### JOB
Below are some records. Say how many of their lines contain the string "this", and give nothing but the number.

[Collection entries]
::::::::::
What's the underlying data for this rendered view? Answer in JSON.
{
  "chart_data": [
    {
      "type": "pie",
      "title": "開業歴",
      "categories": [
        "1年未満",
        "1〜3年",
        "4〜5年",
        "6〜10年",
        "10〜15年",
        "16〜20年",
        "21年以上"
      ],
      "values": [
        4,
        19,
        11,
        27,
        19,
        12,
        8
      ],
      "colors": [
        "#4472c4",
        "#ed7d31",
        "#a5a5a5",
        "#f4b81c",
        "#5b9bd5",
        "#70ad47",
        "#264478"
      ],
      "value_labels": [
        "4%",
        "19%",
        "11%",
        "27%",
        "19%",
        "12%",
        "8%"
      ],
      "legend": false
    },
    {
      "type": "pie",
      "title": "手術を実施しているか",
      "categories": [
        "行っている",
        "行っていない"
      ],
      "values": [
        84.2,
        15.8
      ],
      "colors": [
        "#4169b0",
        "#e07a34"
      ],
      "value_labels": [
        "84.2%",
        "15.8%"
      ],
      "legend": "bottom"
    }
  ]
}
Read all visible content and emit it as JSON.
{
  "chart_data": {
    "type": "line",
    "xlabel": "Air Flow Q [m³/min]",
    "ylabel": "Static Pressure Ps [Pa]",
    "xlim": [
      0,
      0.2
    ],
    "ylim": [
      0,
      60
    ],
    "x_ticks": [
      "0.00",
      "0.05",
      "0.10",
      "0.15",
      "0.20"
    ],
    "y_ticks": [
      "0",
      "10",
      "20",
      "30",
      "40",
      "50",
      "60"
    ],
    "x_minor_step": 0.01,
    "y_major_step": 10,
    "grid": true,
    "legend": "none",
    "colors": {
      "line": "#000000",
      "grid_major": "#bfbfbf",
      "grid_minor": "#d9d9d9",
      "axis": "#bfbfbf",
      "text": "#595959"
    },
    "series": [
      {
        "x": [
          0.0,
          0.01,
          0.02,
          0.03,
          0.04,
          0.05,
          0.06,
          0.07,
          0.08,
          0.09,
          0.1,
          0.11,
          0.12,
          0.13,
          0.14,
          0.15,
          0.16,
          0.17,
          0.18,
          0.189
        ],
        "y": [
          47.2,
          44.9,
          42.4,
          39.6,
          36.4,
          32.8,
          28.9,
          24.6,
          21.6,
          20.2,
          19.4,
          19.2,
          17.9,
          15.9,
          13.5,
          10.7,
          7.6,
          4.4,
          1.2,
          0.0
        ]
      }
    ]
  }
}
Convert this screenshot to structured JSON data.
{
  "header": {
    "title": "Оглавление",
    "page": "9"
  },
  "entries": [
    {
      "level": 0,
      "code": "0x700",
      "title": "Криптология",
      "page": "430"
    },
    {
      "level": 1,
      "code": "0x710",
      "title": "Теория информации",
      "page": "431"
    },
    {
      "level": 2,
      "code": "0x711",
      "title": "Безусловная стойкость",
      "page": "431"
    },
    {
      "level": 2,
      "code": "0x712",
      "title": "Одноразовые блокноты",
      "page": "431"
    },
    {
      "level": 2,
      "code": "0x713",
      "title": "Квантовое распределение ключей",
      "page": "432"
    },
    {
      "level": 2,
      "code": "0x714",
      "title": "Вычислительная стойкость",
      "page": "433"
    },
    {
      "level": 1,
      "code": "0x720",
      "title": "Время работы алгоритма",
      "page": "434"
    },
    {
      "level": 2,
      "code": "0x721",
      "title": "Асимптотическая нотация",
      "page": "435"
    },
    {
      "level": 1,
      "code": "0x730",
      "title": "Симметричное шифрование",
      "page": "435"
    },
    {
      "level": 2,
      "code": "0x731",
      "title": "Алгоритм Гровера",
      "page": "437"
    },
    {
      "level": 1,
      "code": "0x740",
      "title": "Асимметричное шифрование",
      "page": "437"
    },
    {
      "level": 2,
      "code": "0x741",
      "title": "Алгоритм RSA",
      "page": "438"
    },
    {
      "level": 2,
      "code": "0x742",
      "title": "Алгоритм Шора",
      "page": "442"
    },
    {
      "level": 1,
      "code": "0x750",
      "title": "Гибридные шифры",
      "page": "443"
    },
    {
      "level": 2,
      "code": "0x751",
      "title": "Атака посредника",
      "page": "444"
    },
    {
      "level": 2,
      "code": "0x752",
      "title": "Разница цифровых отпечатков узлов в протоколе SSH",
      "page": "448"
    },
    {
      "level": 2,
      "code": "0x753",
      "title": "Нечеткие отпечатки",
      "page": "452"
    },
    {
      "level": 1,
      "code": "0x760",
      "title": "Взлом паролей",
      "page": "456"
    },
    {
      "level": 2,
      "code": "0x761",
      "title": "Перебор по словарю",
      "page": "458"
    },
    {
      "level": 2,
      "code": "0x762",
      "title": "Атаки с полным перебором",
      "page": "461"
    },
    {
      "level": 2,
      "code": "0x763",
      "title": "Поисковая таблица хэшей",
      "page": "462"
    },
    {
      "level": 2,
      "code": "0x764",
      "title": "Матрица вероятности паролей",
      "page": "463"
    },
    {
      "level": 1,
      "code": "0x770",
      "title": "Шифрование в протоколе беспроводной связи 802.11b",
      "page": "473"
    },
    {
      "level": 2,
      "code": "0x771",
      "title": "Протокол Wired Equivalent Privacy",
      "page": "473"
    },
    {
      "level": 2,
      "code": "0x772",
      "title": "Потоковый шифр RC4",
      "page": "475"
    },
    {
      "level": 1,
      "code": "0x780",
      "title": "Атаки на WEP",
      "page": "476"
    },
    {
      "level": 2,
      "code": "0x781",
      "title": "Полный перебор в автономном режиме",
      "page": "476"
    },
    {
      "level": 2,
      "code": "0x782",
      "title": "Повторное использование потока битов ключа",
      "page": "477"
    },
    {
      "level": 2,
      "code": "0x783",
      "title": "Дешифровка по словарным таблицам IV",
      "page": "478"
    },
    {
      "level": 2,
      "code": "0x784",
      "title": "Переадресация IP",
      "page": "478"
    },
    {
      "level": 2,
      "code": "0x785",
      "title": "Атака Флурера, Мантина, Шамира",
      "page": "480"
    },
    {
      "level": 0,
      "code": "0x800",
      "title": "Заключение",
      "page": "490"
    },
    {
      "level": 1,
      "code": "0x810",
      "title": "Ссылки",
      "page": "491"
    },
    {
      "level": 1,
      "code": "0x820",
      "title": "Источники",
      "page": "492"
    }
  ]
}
::::::::::
### WRITTEN ANSWER
2